* [Exercise instructions]: Determine how many lines in the entries below include "msapplication". The reply should be that number and nothing else.

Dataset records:
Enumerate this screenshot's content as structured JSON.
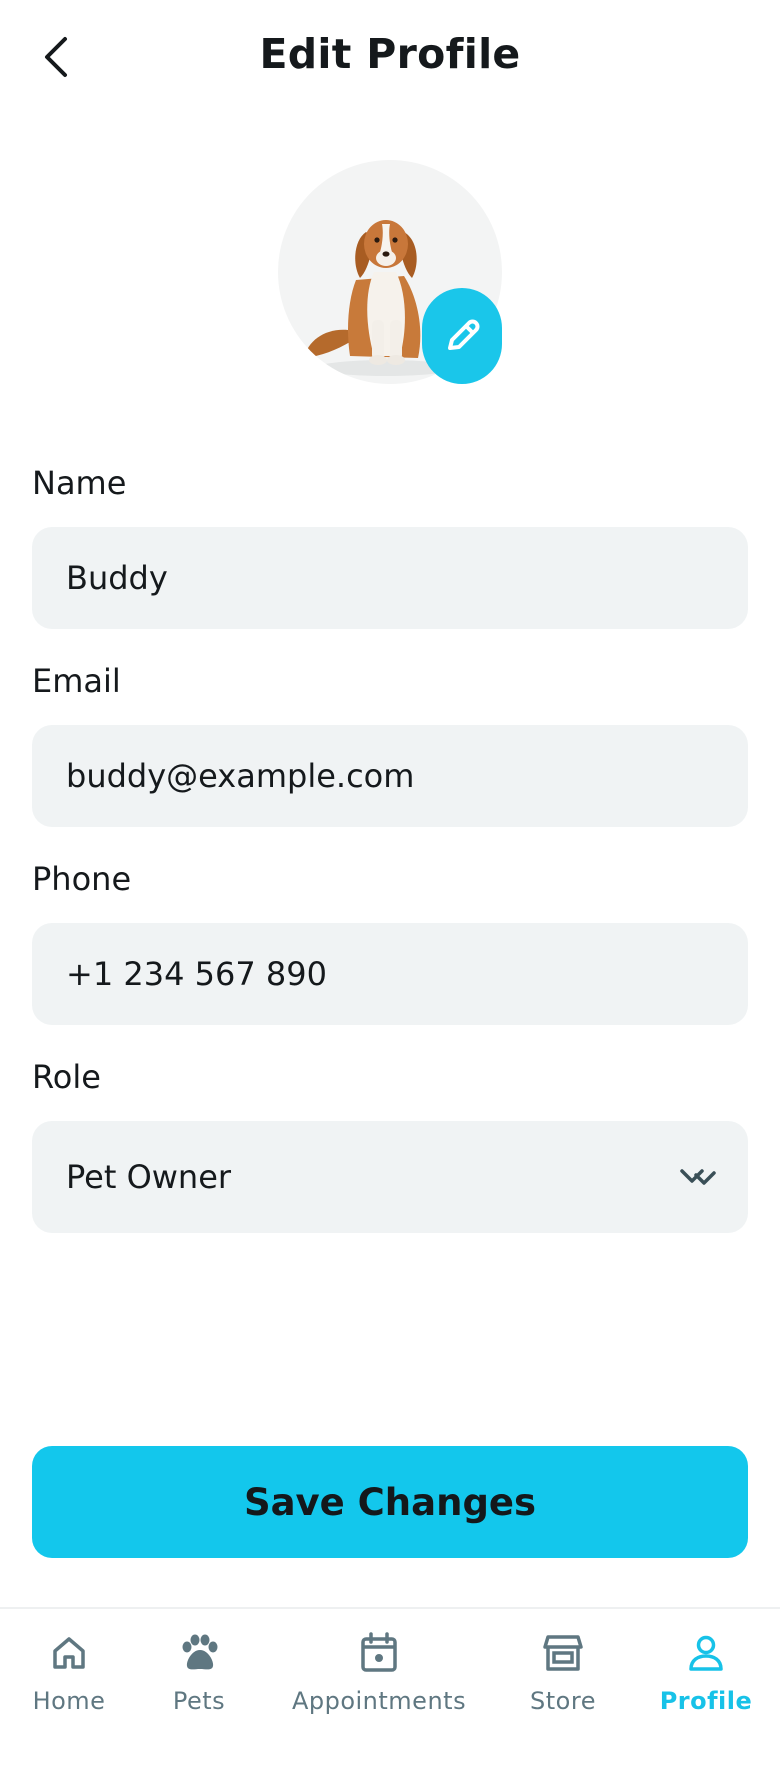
{
  "header": {
    "title": "Edit Profile",
    "back_icon": "chevron-left-icon"
  },
  "avatar": {
    "subject": "dog photo",
    "edit_icon": "pencil-icon",
    "accent_color": "#1ac6ea"
  },
  "form": {
    "name": {
      "label": "Name",
      "value": "Buddy"
    },
    "email": {
      "label": "Email",
      "value": "buddy@example.com"
    },
    "phone": {
      "label": "Phone",
      "value": "+1 234 567 890"
    },
    "role": {
      "label": "Role",
      "value": "Pet Owner",
      "icon": "chevron-down-icon"
    }
  },
  "actions": {
    "save_label": "Save Changes",
    "save_color": "#13c7ec"
  },
  "bottom_nav": {
    "items": [
      {
        "label": "Home",
        "icon": "home-icon"
      },
      {
        "label": "Pets",
        "icon": "paw-icon"
      },
      {
        "label": "Appointments",
        "icon": "calendar-icon"
      },
      {
        "label": "Store",
        "icon": "store-icon"
      },
      {
        "label": "Profile",
        "icon": "person-icon"
      }
    ],
    "active": "Profile",
    "active_color": "#17c2e8",
    "inactive_color": "#5f7781"
  }
}
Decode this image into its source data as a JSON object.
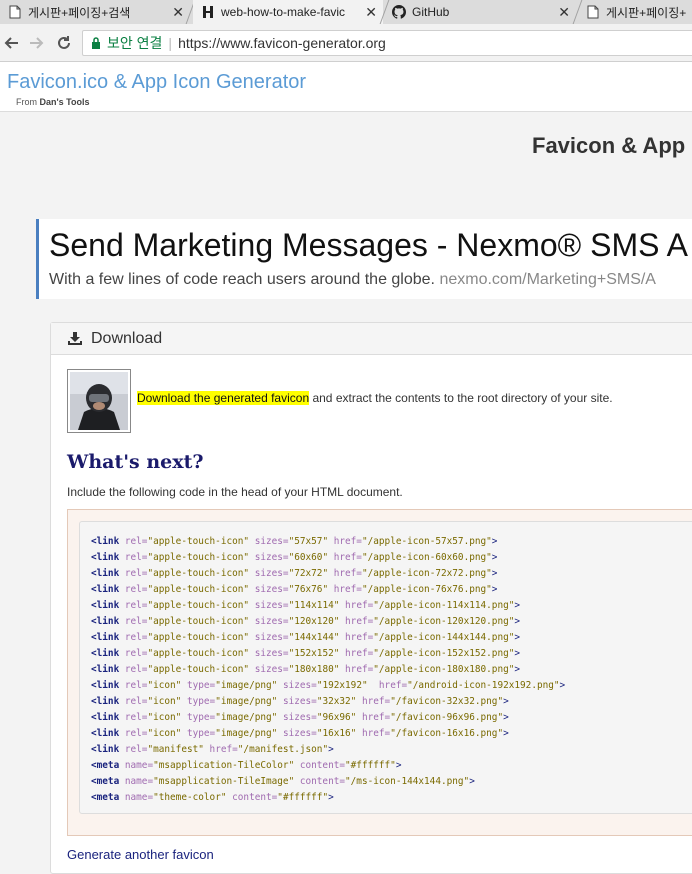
{
  "browser": {
    "tabs": [
      {
        "title": "게시판+페이징+검색",
        "icon": "page-icon"
      },
      {
        "title": "web-how-to-make-favic",
        "icon": "h-logo-icon"
      },
      {
        "title": "GitHub",
        "icon": "github-icon"
      },
      {
        "title": "게시판+페이징+",
        "icon": "page-icon"
      }
    ],
    "close_glyph": "✕",
    "security_label": "보안 연결",
    "url": "https://www.favicon-generator.org"
  },
  "site": {
    "title": "Favicon.ico & App Icon Generator",
    "sub_prefix": "From ",
    "sub_brand": "Dan's Tools",
    "page_heading": "Favicon & App"
  },
  "ad": {
    "title": "Send Marketing Messages - Nexmo® SMS A",
    "desc": "With a few lines of code reach users around the globe.",
    "url": "nexmo.com/Marketing+SMS/A"
  },
  "download": {
    "header": "Download",
    "link_text": "Download the generated favicon",
    "rest_text": " and extract the contents to the root directory of your site.",
    "whats_next": "What's next?",
    "include_text": "Include the following code in the head of your HTML document.",
    "another_link": "Generate another favicon"
  },
  "code_lines": [
    [
      [
        "<link ",
        "tag"
      ],
      [
        "rel=",
        "attr"
      ],
      [
        "\"apple-touch-icon\" ",
        "val"
      ],
      [
        "sizes=",
        "attr"
      ],
      [
        "\"57x57\" ",
        "val"
      ],
      [
        "href=",
        "attr"
      ],
      [
        "\"/apple-icon-57x57.png\"",
        "val"
      ],
      [
        ">",
        "pl"
      ]
    ],
    [
      [
        "<link ",
        "tag"
      ],
      [
        "rel=",
        "attr"
      ],
      [
        "\"apple-touch-icon\" ",
        "val"
      ],
      [
        "sizes=",
        "attr"
      ],
      [
        "\"60x60\" ",
        "val"
      ],
      [
        "href=",
        "attr"
      ],
      [
        "\"/apple-icon-60x60.png\"",
        "val"
      ],
      [
        ">",
        "pl"
      ]
    ],
    [
      [
        "<link ",
        "tag"
      ],
      [
        "rel=",
        "attr"
      ],
      [
        "\"apple-touch-icon\" ",
        "val"
      ],
      [
        "sizes=",
        "attr"
      ],
      [
        "\"72x72\" ",
        "val"
      ],
      [
        "href=",
        "attr"
      ],
      [
        "\"/apple-icon-72x72.png\"",
        "val"
      ],
      [
        ">",
        "pl"
      ]
    ],
    [
      [
        "<link ",
        "tag"
      ],
      [
        "rel=",
        "attr"
      ],
      [
        "\"apple-touch-icon\" ",
        "val"
      ],
      [
        "sizes=",
        "attr"
      ],
      [
        "\"76x76\" ",
        "val"
      ],
      [
        "href=",
        "attr"
      ],
      [
        "\"/apple-icon-76x76.png\"",
        "val"
      ],
      [
        ">",
        "pl"
      ]
    ],
    [
      [
        "<link ",
        "tag"
      ],
      [
        "rel=",
        "attr"
      ],
      [
        "\"apple-touch-icon\" ",
        "val"
      ],
      [
        "sizes=",
        "attr"
      ],
      [
        "\"114x114\" ",
        "val"
      ],
      [
        "href=",
        "attr"
      ],
      [
        "\"/apple-icon-114x114.png\"",
        "val"
      ],
      [
        ">",
        "pl"
      ]
    ],
    [
      [
        "<link ",
        "tag"
      ],
      [
        "rel=",
        "attr"
      ],
      [
        "\"apple-touch-icon\" ",
        "val"
      ],
      [
        "sizes=",
        "attr"
      ],
      [
        "\"120x120\" ",
        "val"
      ],
      [
        "href=",
        "attr"
      ],
      [
        "\"/apple-icon-120x120.png\"",
        "val"
      ],
      [
        ">",
        "pl"
      ]
    ],
    [
      [
        "<link ",
        "tag"
      ],
      [
        "rel=",
        "attr"
      ],
      [
        "\"apple-touch-icon\" ",
        "val"
      ],
      [
        "sizes=",
        "attr"
      ],
      [
        "\"144x144\" ",
        "val"
      ],
      [
        "href=",
        "attr"
      ],
      [
        "\"/apple-icon-144x144.png\"",
        "val"
      ],
      [
        ">",
        "pl"
      ]
    ],
    [
      [
        "<link ",
        "tag"
      ],
      [
        "rel=",
        "attr"
      ],
      [
        "\"apple-touch-icon\" ",
        "val"
      ],
      [
        "sizes=",
        "attr"
      ],
      [
        "\"152x152\" ",
        "val"
      ],
      [
        "href=",
        "attr"
      ],
      [
        "\"/apple-icon-152x152.png\"",
        "val"
      ],
      [
        ">",
        "pl"
      ]
    ],
    [
      [
        "<link ",
        "tag"
      ],
      [
        "rel=",
        "attr"
      ],
      [
        "\"apple-touch-icon\" ",
        "val"
      ],
      [
        "sizes=",
        "attr"
      ],
      [
        "\"180x180\" ",
        "val"
      ],
      [
        "href=",
        "attr"
      ],
      [
        "\"/apple-icon-180x180.png\"",
        "val"
      ],
      [
        ">",
        "pl"
      ]
    ],
    [
      [
        "<link ",
        "tag"
      ],
      [
        "rel=",
        "attr"
      ],
      [
        "\"icon\" ",
        "val"
      ],
      [
        "type=",
        "attr"
      ],
      [
        "\"image/png\" ",
        "val"
      ],
      [
        "sizes=",
        "attr"
      ],
      [
        "\"192x192\"  ",
        "val"
      ],
      [
        "href=",
        "attr"
      ],
      [
        "\"/android-icon-192x192.png\"",
        "val"
      ],
      [
        ">",
        "pl"
      ]
    ],
    [
      [
        "<link ",
        "tag"
      ],
      [
        "rel=",
        "attr"
      ],
      [
        "\"icon\" ",
        "val"
      ],
      [
        "type=",
        "attr"
      ],
      [
        "\"image/png\" ",
        "val"
      ],
      [
        "sizes=",
        "attr"
      ],
      [
        "\"32x32\" ",
        "val"
      ],
      [
        "href=",
        "attr"
      ],
      [
        "\"/favicon-32x32.png\"",
        "val"
      ],
      [
        ">",
        "pl"
      ]
    ],
    [
      [
        "<link ",
        "tag"
      ],
      [
        "rel=",
        "attr"
      ],
      [
        "\"icon\" ",
        "val"
      ],
      [
        "type=",
        "attr"
      ],
      [
        "\"image/png\" ",
        "val"
      ],
      [
        "sizes=",
        "attr"
      ],
      [
        "\"96x96\" ",
        "val"
      ],
      [
        "href=",
        "attr"
      ],
      [
        "\"/favicon-96x96.png\"",
        "val"
      ],
      [
        ">",
        "pl"
      ]
    ],
    [
      [
        "<link ",
        "tag"
      ],
      [
        "rel=",
        "attr"
      ],
      [
        "\"icon\" ",
        "val"
      ],
      [
        "type=",
        "attr"
      ],
      [
        "\"image/png\" ",
        "val"
      ],
      [
        "sizes=",
        "attr"
      ],
      [
        "\"16x16\" ",
        "val"
      ],
      [
        "href=",
        "attr"
      ],
      [
        "\"/favicon-16x16.png\"",
        "val"
      ],
      [
        ">",
        "pl"
      ]
    ],
    [
      [
        "<link ",
        "tag"
      ],
      [
        "rel=",
        "attr"
      ],
      [
        "\"manifest\" ",
        "val"
      ],
      [
        "href=",
        "attr"
      ],
      [
        "\"/manifest.json\"",
        "val"
      ],
      [
        ">",
        "pl"
      ]
    ],
    [
      [
        "<meta ",
        "tag"
      ],
      [
        "name=",
        "attr"
      ],
      [
        "\"msapplication-TileColor\" ",
        "val"
      ],
      [
        "content=",
        "attr"
      ],
      [
        "\"#ffffff\"",
        "val"
      ],
      [
        ">",
        "pl"
      ]
    ],
    [
      [
        "<meta ",
        "tag"
      ],
      [
        "name=",
        "attr"
      ],
      [
        "\"msapplication-TileImage\" ",
        "val"
      ],
      [
        "content=",
        "attr"
      ],
      [
        "\"/ms-icon-144x144.png\"",
        "val"
      ],
      [
        ">",
        "pl"
      ]
    ],
    [
      [
        "<meta ",
        "tag"
      ],
      [
        "name=",
        "attr"
      ],
      [
        "\"theme-color\" ",
        "val"
      ],
      [
        "content=",
        "attr"
      ],
      [
        "\"#ffffff\"",
        "val"
      ],
      [
        ">",
        "pl"
      ]
    ]
  ]
}
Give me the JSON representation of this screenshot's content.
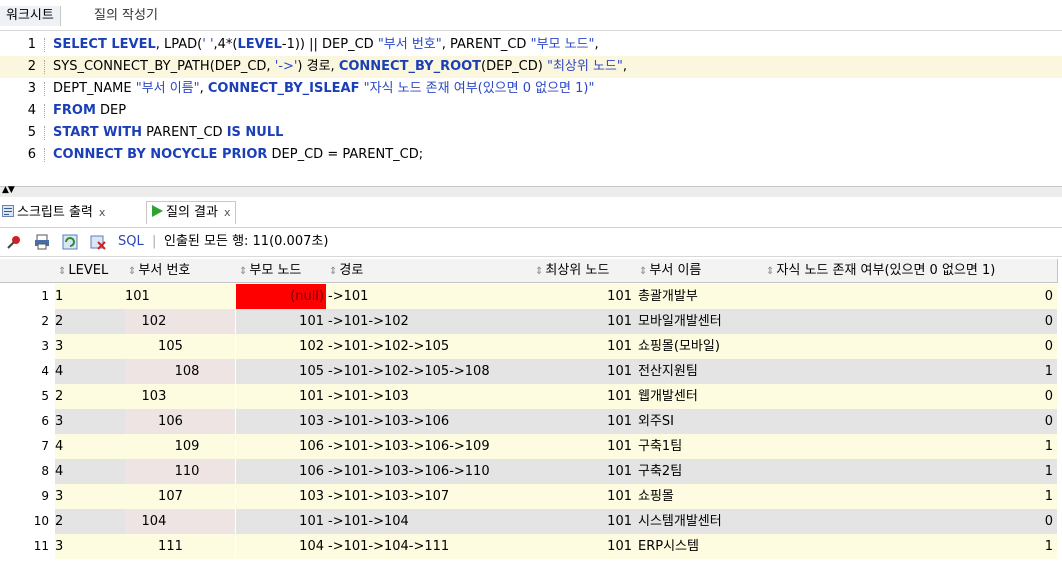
{
  "top_tabs": [
    "워크시트",
    "질의 작성기"
  ],
  "editor": {
    "lines": [
      {
        "num": "1",
        "tokens": [
          {
            "t": "SELECT LEVEL",
            "c": "kw"
          },
          {
            "t": ", LPAD(",
            "c": "plain"
          },
          {
            "t": "' '",
            "c": "str"
          },
          {
            "t": ",4*(",
            "c": "plain"
          },
          {
            "t": "LEVEL",
            "c": "kw"
          },
          {
            "t": "-1)) || DEP_CD ",
            "c": "plain"
          },
          {
            "t": "\"부서 번호\"",
            "c": "str"
          },
          {
            "t": ", PARENT_CD ",
            "c": "plain"
          },
          {
            "t": "\"부모 노드\"",
            "c": "str"
          },
          {
            "t": ",",
            "c": "plain"
          }
        ]
      },
      {
        "num": "2",
        "highlight": true,
        "tokens": [
          {
            "t": "SYS_CONNECT_BY_PATH(DEP_CD, ",
            "c": "plain"
          },
          {
            "t": "'->'",
            "c": "str"
          },
          {
            "t": ") 경로, ",
            "c": "plain"
          },
          {
            "t": "CONNECT_BY_ROOT",
            "c": "kw"
          },
          {
            "t": "(DEP_CD) ",
            "c": "plain"
          },
          {
            "t": "\"최상위 노드\"",
            "c": "str"
          },
          {
            "t": ",",
            "c": "plain"
          }
        ]
      },
      {
        "num": "3",
        "tokens": [
          {
            "t": "DEPT_NAME ",
            "c": "plain"
          },
          {
            "t": "\"부서 이름\"",
            "c": "str"
          },
          {
            "t": ", ",
            "c": "plain"
          },
          {
            "t": "CONNECT_BY_ISLEAF",
            "c": "kw"
          },
          {
            "t": " ",
            "c": "plain"
          },
          {
            "t": "\"자식 노드 존재 여부(있으면 0 없으면 1)\"",
            "c": "str"
          }
        ]
      },
      {
        "num": "4",
        "tokens": [
          {
            "t": "FROM",
            "c": "kw"
          },
          {
            "t": " DEP",
            "c": "plain"
          }
        ]
      },
      {
        "num": "5",
        "tokens": [
          {
            "t": "START WITH",
            "c": "kw"
          },
          {
            "t": " PARENT_CD ",
            "c": "plain"
          },
          {
            "t": "IS NULL",
            "c": "kw"
          }
        ]
      },
      {
        "num": "6",
        "tokens": [
          {
            "t": "CONNECT BY NOCYCLE PRIOR",
            "c": "kw"
          },
          {
            "t": " DEP_CD = PARENT_CD;",
            "c": "plain"
          }
        ]
      }
    ]
  },
  "result_tabs": {
    "script_output": "스크립트 출력",
    "query_result": "질의 결과",
    "close": "x"
  },
  "toolbar": {
    "sql": "SQL",
    "separator": "|",
    "status": "인출된 모든 행: 11(0.007초)"
  },
  "columns": {
    "level": "LEVEL",
    "dep": "부서 번호",
    "parent": "부모 노드",
    "path": "경로",
    "root": "최상위 노드",
    "name": "부서 이름",
    "leaf": "자식 노드 존재 여부(있으면 0 없으면 1)"
  },
  "sort_icon": "⇕",
  "rows": [
    {
      "n": "1",
      "level": "1",
      "dep": "101",
      "parent": "(null)",
      "path": "->101",
      "root": "101",
      "name": "총괄개발부",
      "leaf": "0"
    },
    {
      "n": "2",
      "level": "2",
      "dep": "    102",
      "parent": "101",
      "path": "->101->102",
      "root": "101",
      "name": "모바일개발센터",
      "leaf": "0"
    },
    {
      "n": "3",
      "level": "3",
      "dep": "        105",
      "parent": "102",
      "path": "->101->102->105",
      "root": "101",
      "name": "쇼핑몰(모바일)",
      "leaf": "0"
    },
    {
      "n": "4",
      "level": "4",
      "dep": "            108",
      "parent": "105",
      "path": "->101->102->105->108",
      "root": "101",
      "name": "전산지원팀",
      "leaf": "1"
    },
    {
      "n": "5",
      "level": "2",
      "dep": "    103",
      "parent": "101",
      "path": "->101->103",
      "root": "101",
      "name": "웹개발센터",
      "leaf": "0"
    },
    {
      "n": "6",
      "level": "3",
      "dep": "        106",
      "parent": "103",
      "path": "->101->103->106",
      "root": "101",
      "name": "외주SI",
      "leaf": "0"
    },
    {
      "n": "7",
      "level": "4",
      "dep": "            109",
      "parent": "106",
      "path": "->101->103->106->109",
      "root": "101",
      "name": "구축1팀",
      "leaf": "1"
    },
    {
      "n": "8",
      "level": "4",
      "dep": "            110",
      "parent": "106",
      "path": "->101->103->106->110",
      "root": "101",
      "name": "구축2팀",
      "leaf": "1"
    },
    {
      "n": "9",
      "level": "3",
      "dep": "        107",
      "parent": "103",
      "path": "->101->103->107",
      "root": "101",
      "name": "쇼핑몰",
      "leaf": "1"
    },
    {
      "n": "10",
      "level": "2",
      "dep": "    104",
      "parent": "101",
      "path": "->101->104",
      "root": "101",
      "name": "시스템개발센터",
      "leaf": "0"
    },
    {
      "n": "11",
      "level": "3",
      "dep": "        111",
      "parent": "104",
      "path": "->101->104->111",
      "root": "101",
      "name": "ERP시스템",
      "leaf": "1"
    }
  ],
  "colors": {
    "null_cell": "#ff0000",
    "keyword": "#1a3fb6",
    "row_yellow": "#fdfbe0",
    "row_gray": "#e4e4e4"
  }
}
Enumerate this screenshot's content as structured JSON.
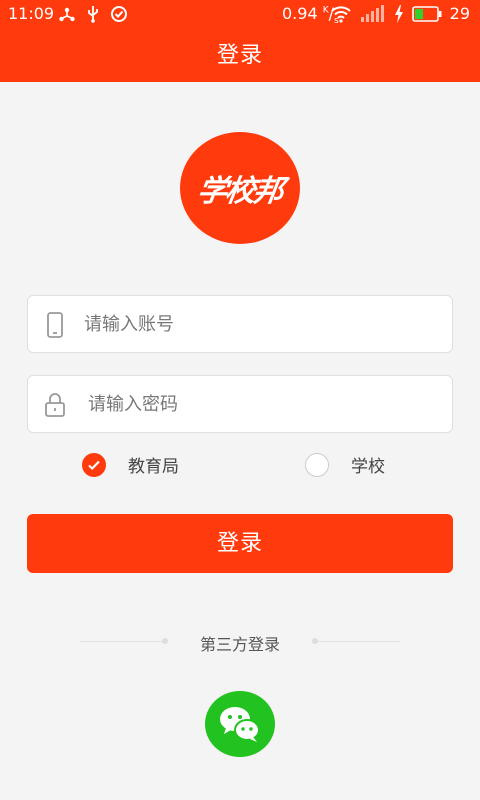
{
  "status_bar": {
    "time": "11:09",
    "icons_left": [
      "share-icon",
      "usb-icon",
      "check-circle-icon"
    ],
    "net_speed": "0.94",
    "net_speed_unit_top": "K",
    "net_speed_unit_bottom": "s",
    "battery_level": "29",
    "icons_right": [
      "wifi-icon",
      "signal-icon",
      "charging-icon",
      "battery-icon"
    ]
  },
  "header": {
    "title": "登录"
  },
  "logo": {
    "text": "学校邦"
  },
  "account": {
    "placeholder": "请输入账号",
    "value": ""
  },
  "password": {
    "placeholder": "请输入密码",
    "value": ""
  },
  "role": {
    "options": [
      {
        "label": "教育局",
        "checked": true
      },
      {
        "label": "学校",
        "checked": false
      }
    ]
  },
  "login_button": {
    "label": "登录"
  },
  "third_party": {
    "label": "第三方登录",
    "providers": [
      "wechat-icon"
    ]
  },
  "colors": {
    "brand": "#ff3a0c",
    "wechat": "#22c320",
    "background": "#f4f4f4"
  }
}
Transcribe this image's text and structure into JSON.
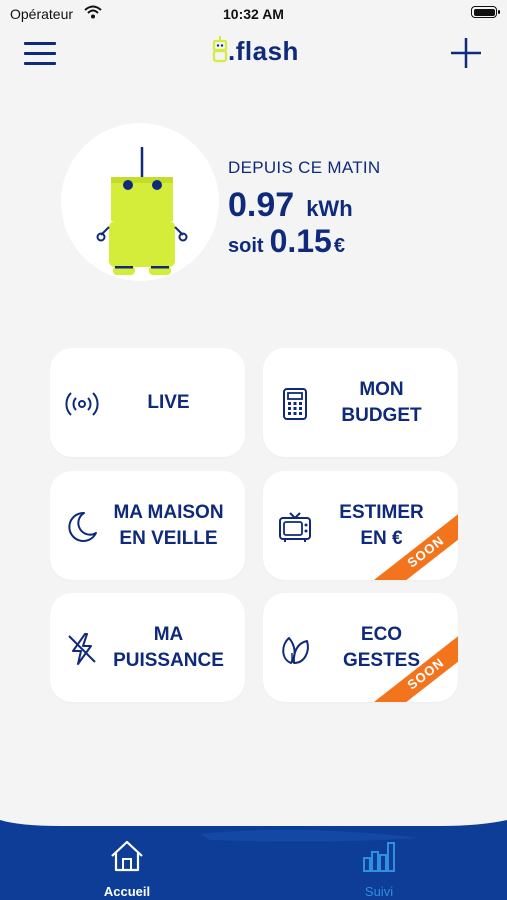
{
  "status_bar": {
    "carrier": "Opérateur",
    "time": "10:32 AM"
  },
  "header": {
    "logo_text": ".flash"
  },
  "summary": {
    "since_label": "DEPUIS CE MATIN",
    "kwh_value": "0.97",
    "kwh_unit": "kWh",
    "soit_label": "soit",
    "euro_value": "0.15",
    "euro_currency": "€"
  },
  "tiles": [
    {
      "label": "LIVE",
      "icon": "broadcast-icon"
    },
    {
      "label": "MON\nBUDGET",
      "icon": "calculator-icon"
    },
    {
      "label": "MA MAISON\nEN VEILLE",
      "icon": "moon-icon"
    },
    {
      "label": "ESTIMER\nEN €",
      "icon": "tv-icon",
      "badge": "SOON"
    },
    {
      "label": "MA\nPUISSANCE",
      "icon": "lightning-icon"
    },
    {
      "label": "ECO\nGESTES",
      "icon": "leaf-icon",
      "badge": "SOON"
    }
  ],
  "tab_bar": {
    "tabs": [
      {
        "label": "Accueil",
        "icon": "home-icon",
        "active": true
      },
      {
        "label": "Suivi",
        "icon": "bar-chart-icon",
        "active": false
      }
    ]
  },
  "colors": {
    "brand_blue": "#0f2a7a",
    "robot_yellow": "#d4ec3a",
    "soon_orange": "#f2751e",
    "tab_active": "#ffffff",
    "tab_inactive": "#2f8fe0"
  }
}
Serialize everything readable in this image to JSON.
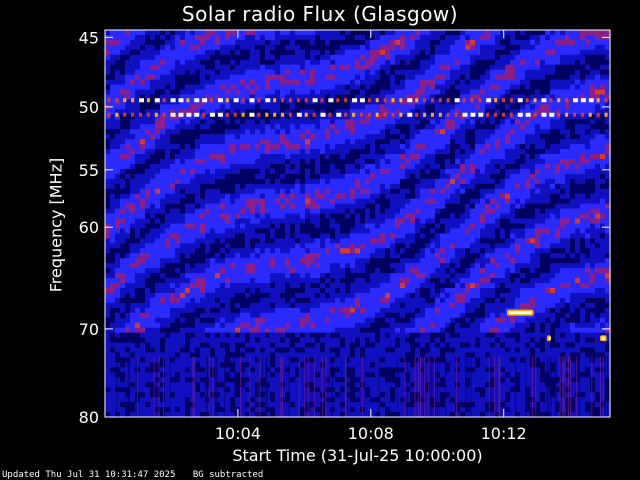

* [Result for this task]: 2